Given records:
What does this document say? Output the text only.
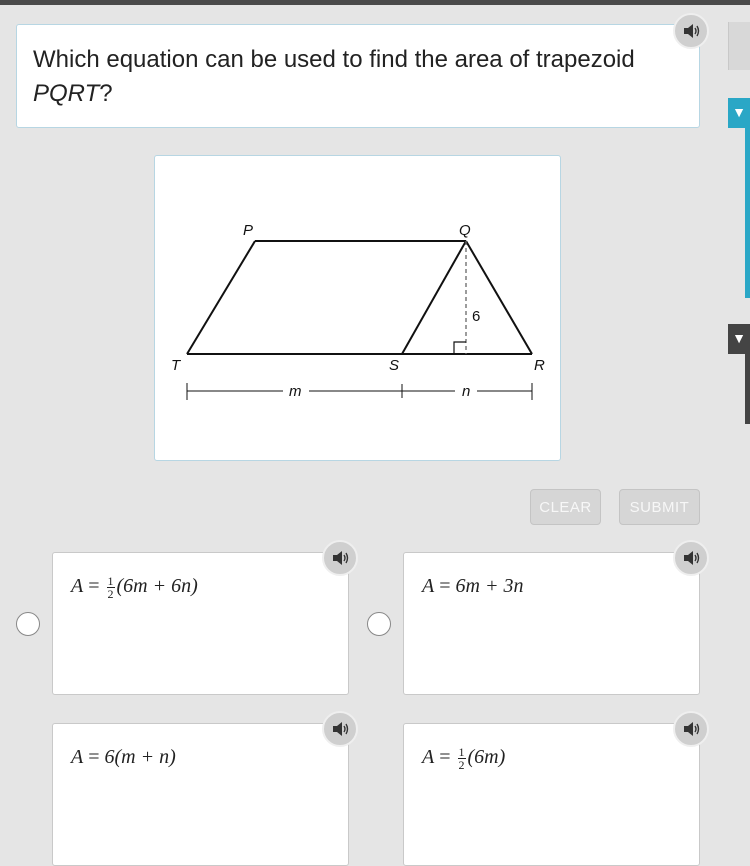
▼
▼
Which equation can be used to find the area of trapezoid PQRT?
P	Q
R
S
T
6
m	n
CLEAR	SUBMIT
$A = \frac{1}{2} (6m + 6n)$	A = 6m + 3n
A = 6(m + n)	$A = \frac{1}{2} (6m)$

Exercise details:
Reproduce every line above as written, skipping pictures.

Reply:
What does this document say? Output the text only.
▼
▼
Which equation can be used to find the area of trapezoid PQRT?
P	Q
R
S
T
6
m	n
CLEAR	SUBMIT
$A = \frac{1}{2} (6m + 6n)$	A = 6m + 3n
A = 6(m + n)	$A = \frac{1}{2} (6m)$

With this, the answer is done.